▶ _PROVIDED DATA_:
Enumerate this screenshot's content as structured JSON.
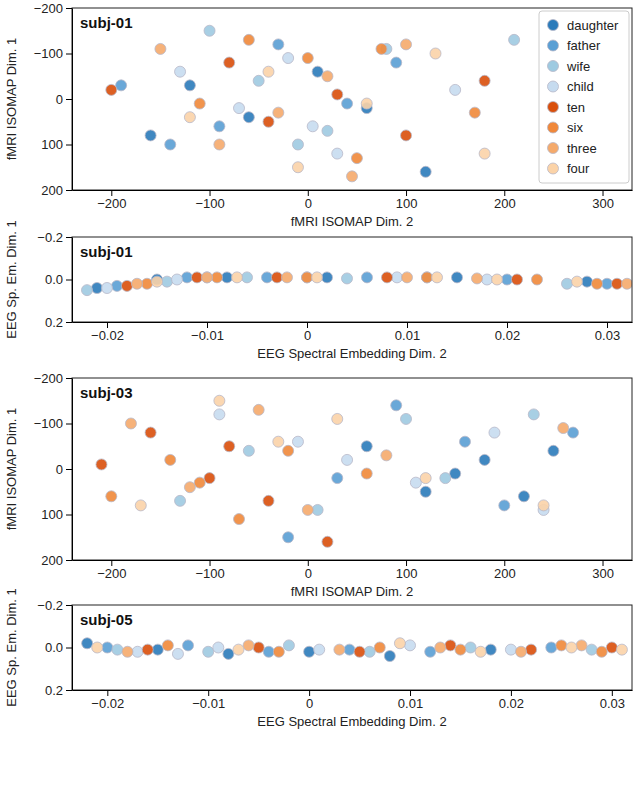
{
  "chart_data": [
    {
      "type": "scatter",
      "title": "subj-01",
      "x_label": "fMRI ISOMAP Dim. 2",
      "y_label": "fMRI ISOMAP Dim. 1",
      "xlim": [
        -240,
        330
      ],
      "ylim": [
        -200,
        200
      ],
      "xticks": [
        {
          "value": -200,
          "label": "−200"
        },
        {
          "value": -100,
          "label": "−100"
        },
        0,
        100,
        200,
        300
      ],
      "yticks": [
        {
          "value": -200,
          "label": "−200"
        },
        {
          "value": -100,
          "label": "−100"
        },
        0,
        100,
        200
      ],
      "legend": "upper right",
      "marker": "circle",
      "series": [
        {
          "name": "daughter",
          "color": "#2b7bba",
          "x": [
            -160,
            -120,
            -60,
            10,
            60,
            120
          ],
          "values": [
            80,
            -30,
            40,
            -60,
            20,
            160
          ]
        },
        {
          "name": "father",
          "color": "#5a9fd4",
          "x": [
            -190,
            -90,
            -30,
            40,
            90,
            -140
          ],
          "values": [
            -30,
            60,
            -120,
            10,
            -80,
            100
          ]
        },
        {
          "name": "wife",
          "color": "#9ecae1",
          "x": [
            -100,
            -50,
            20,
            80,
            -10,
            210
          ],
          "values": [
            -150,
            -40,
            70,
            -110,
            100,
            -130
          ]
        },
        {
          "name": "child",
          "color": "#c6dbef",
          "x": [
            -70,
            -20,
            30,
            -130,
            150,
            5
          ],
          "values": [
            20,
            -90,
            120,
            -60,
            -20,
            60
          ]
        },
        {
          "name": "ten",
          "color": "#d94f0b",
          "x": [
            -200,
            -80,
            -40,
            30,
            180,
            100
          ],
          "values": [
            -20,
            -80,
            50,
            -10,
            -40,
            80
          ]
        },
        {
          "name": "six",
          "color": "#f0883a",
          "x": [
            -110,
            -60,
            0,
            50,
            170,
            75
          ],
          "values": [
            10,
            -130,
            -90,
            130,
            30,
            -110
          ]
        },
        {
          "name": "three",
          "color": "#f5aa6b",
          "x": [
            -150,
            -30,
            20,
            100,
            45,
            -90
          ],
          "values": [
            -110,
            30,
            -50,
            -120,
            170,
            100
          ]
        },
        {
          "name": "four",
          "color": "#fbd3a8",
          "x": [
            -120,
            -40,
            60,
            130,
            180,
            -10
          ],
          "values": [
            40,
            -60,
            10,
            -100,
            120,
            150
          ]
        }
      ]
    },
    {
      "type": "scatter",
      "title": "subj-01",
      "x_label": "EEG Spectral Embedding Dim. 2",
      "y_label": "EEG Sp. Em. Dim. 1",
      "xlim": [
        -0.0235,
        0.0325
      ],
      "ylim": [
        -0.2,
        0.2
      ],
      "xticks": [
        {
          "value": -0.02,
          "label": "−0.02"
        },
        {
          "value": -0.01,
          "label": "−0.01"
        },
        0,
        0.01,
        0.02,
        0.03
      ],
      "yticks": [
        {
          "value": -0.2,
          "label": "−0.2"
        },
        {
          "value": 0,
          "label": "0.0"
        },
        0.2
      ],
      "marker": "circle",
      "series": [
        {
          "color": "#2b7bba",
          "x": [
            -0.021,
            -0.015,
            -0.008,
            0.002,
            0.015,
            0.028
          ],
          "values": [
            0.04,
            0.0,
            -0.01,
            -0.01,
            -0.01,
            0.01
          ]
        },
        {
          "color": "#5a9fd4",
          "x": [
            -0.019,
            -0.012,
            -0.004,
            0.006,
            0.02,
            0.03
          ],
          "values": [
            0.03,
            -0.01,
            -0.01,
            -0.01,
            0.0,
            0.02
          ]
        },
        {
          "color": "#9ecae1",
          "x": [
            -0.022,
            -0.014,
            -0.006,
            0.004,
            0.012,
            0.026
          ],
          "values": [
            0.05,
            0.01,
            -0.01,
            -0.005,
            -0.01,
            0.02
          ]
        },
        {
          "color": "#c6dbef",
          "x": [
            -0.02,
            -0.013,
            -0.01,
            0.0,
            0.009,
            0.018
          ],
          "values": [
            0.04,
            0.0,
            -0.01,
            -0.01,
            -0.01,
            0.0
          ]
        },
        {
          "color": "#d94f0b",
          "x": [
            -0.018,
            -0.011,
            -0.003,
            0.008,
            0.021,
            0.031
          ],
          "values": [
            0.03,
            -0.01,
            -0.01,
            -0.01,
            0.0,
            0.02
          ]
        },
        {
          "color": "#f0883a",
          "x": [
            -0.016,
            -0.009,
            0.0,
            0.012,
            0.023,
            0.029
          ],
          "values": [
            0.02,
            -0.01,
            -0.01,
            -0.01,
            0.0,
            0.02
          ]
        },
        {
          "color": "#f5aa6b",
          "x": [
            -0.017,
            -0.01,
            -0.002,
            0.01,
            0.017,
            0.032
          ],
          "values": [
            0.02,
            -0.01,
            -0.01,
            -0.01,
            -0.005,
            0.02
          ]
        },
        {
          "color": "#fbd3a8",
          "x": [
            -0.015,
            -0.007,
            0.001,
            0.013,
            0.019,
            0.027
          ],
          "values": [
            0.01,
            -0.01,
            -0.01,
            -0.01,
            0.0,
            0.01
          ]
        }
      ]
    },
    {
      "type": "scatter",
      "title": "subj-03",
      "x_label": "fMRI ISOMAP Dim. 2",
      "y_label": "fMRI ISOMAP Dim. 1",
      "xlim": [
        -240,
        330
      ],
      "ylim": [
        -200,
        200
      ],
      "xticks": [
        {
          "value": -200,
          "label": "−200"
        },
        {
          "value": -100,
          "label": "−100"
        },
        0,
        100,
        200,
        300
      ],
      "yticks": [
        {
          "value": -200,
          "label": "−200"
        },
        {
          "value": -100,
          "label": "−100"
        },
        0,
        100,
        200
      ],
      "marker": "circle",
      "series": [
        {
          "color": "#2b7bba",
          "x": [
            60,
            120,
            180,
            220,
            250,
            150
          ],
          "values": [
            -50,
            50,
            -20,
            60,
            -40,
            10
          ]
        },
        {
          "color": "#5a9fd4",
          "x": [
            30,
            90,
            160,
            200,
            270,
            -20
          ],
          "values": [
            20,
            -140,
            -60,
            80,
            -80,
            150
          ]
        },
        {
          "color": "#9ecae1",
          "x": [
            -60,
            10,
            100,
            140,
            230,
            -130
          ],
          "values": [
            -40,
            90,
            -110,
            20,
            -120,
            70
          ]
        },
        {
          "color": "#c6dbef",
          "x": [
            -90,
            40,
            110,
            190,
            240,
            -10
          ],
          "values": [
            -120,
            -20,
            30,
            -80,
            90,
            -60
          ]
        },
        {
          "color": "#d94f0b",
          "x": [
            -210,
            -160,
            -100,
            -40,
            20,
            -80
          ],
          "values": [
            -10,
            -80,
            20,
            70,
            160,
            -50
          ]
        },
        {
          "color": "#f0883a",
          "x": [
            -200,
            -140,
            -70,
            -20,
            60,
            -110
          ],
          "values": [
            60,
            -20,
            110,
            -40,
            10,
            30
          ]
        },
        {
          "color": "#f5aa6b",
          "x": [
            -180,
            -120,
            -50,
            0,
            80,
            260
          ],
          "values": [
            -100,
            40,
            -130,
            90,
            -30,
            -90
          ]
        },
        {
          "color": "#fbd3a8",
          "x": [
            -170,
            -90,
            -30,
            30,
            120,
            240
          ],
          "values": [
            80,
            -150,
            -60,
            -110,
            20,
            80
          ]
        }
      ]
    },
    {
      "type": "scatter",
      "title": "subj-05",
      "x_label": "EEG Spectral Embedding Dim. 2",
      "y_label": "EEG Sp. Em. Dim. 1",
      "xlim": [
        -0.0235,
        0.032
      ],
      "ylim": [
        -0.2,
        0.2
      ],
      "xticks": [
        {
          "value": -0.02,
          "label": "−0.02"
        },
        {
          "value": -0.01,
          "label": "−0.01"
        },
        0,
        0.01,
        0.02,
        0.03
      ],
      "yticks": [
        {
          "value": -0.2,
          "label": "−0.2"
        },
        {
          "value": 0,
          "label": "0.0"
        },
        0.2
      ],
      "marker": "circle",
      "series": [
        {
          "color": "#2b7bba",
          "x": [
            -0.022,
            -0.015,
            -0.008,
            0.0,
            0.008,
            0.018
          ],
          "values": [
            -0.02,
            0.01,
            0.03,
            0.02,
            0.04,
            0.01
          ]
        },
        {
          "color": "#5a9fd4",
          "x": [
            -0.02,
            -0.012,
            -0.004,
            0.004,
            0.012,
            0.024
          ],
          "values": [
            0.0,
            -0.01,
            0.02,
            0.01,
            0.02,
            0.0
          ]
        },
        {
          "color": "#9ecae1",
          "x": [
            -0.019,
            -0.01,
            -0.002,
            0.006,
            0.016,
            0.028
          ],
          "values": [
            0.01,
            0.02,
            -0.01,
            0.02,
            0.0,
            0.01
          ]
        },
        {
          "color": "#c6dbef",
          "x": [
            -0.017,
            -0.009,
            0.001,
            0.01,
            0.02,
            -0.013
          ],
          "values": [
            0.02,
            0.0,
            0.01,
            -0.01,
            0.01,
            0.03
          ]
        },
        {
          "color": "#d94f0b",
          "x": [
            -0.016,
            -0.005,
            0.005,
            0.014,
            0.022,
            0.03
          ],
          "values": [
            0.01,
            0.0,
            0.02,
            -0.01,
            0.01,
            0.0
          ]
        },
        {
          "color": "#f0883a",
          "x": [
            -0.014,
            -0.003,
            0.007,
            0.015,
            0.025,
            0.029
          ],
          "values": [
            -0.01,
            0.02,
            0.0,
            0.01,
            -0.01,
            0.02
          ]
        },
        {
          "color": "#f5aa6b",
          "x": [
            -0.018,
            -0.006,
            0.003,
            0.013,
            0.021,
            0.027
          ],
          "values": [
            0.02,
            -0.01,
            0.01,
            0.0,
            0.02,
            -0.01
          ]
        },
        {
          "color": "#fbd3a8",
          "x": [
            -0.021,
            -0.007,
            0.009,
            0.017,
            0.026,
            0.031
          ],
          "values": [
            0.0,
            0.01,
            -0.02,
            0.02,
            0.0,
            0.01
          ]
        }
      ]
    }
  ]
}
* * *
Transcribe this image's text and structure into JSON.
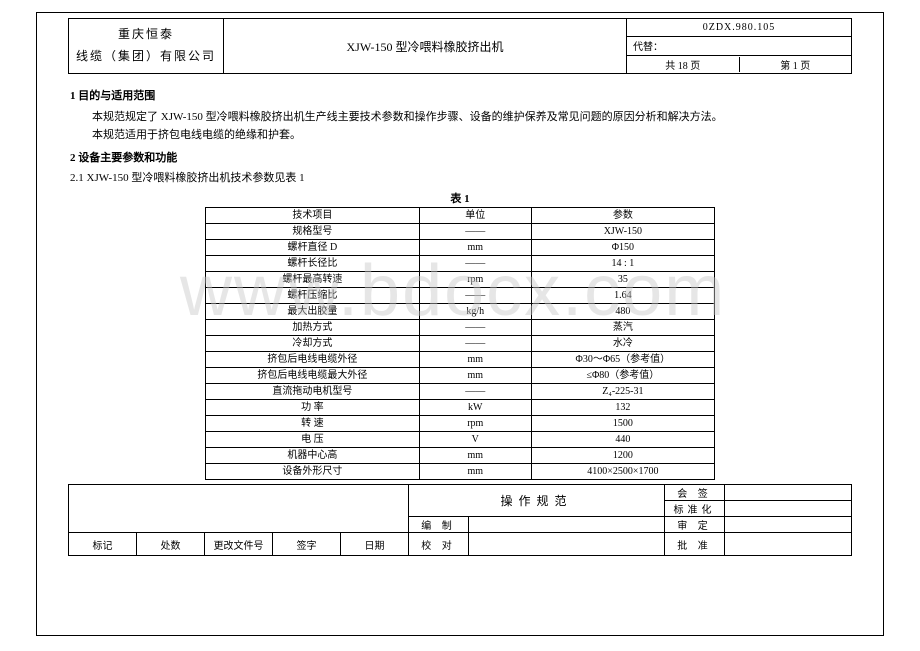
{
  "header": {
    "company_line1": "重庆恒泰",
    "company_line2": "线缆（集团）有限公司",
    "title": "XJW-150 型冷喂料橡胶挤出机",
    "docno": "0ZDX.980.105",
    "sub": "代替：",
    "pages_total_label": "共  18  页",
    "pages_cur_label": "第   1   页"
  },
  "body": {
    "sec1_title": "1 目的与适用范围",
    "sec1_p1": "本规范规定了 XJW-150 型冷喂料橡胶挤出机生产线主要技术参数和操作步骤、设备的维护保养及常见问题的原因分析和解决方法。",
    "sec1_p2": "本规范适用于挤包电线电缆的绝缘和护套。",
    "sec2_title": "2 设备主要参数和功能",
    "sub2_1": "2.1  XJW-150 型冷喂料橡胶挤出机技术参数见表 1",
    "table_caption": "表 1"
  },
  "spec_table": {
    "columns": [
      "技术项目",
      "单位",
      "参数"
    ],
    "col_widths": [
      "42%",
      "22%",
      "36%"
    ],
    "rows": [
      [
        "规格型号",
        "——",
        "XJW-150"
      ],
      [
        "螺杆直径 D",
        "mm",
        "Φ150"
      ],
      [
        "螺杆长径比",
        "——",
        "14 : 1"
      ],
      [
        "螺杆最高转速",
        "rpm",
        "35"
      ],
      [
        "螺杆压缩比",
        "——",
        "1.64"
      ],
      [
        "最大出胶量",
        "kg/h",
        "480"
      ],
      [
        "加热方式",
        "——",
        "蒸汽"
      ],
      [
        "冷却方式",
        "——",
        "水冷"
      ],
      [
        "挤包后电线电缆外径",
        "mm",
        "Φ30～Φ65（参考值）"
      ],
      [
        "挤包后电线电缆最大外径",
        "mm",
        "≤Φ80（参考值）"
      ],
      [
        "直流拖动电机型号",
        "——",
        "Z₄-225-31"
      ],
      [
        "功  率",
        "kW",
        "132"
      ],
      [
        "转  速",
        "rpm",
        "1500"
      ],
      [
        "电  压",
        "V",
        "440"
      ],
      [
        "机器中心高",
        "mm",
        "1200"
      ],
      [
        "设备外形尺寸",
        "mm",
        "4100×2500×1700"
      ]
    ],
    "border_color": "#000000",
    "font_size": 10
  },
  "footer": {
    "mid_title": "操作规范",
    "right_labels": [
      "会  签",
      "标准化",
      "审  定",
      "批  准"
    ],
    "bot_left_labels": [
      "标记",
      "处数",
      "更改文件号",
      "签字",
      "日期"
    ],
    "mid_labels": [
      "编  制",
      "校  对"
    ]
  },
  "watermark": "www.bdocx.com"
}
--
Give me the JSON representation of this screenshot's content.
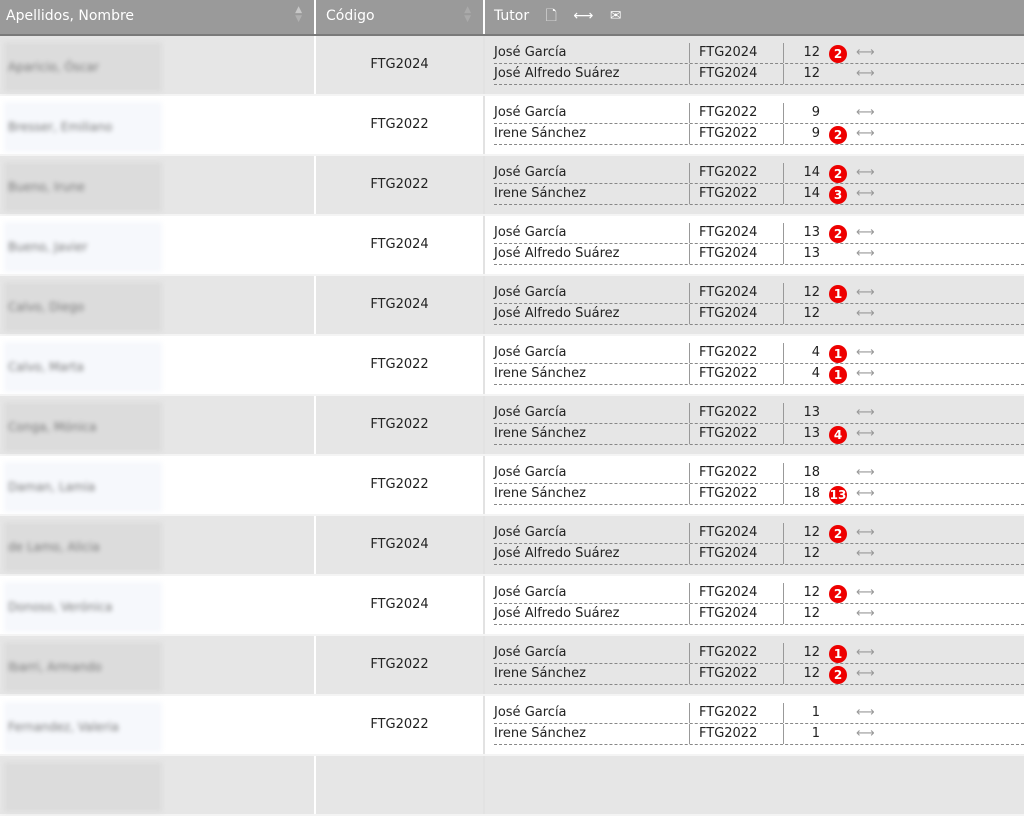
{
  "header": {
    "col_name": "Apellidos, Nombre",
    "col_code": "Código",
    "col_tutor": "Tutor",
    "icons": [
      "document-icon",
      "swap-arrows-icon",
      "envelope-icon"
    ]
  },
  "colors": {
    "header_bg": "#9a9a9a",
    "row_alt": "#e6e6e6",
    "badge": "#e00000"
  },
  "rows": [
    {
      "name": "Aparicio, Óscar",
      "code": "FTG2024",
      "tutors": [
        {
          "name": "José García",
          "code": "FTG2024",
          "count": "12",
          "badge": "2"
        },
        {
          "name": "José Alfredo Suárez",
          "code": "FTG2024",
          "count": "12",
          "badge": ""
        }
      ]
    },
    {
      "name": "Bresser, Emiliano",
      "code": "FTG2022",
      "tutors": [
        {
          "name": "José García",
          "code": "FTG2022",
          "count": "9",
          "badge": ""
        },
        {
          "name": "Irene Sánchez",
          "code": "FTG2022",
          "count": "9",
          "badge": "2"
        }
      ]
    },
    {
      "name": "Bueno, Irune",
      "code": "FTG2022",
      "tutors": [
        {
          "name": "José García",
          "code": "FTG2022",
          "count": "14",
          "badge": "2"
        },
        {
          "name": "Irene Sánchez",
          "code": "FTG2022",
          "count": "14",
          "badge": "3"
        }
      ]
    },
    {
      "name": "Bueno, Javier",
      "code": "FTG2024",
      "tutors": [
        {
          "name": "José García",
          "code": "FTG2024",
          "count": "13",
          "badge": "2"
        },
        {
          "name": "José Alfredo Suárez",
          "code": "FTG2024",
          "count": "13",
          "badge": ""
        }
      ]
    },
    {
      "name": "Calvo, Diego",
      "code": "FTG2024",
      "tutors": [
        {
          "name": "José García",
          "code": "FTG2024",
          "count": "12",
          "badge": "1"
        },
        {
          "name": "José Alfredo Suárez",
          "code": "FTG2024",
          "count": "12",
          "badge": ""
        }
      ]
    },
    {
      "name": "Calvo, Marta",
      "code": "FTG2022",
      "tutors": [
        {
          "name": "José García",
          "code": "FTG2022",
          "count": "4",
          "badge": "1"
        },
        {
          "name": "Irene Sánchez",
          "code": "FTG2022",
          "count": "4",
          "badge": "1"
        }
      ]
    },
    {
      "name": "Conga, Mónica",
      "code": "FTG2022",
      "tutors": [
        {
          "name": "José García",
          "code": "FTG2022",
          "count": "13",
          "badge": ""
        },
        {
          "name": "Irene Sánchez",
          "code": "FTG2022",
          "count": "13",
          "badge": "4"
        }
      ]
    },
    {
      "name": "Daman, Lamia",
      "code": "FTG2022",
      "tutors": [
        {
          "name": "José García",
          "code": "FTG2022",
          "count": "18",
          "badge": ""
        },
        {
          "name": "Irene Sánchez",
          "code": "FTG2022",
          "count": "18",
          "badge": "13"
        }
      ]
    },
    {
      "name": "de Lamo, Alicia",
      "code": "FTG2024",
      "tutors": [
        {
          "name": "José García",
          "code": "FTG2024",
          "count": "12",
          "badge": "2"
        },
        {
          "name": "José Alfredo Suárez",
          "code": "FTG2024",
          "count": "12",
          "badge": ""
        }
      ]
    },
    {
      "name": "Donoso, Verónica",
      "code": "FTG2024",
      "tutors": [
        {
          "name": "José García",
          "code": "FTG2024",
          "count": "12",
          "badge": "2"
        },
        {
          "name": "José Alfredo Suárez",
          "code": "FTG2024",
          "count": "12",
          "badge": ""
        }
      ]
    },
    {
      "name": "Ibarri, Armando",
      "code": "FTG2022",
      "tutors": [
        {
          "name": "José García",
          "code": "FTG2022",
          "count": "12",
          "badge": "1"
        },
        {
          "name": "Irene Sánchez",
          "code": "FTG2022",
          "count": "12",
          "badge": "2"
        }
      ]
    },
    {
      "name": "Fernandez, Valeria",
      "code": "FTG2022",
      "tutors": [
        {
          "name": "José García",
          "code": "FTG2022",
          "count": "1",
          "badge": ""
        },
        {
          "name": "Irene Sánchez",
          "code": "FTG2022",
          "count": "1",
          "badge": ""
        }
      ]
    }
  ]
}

▶ _WHAT IS ASKED_: From the entries above, copy every line containing the word "subj".

▶ _SOLUTION_:
      "title": "subj-01",
      "title": "subj-01",
      "title": "subj-03",
      "title": "subj-05",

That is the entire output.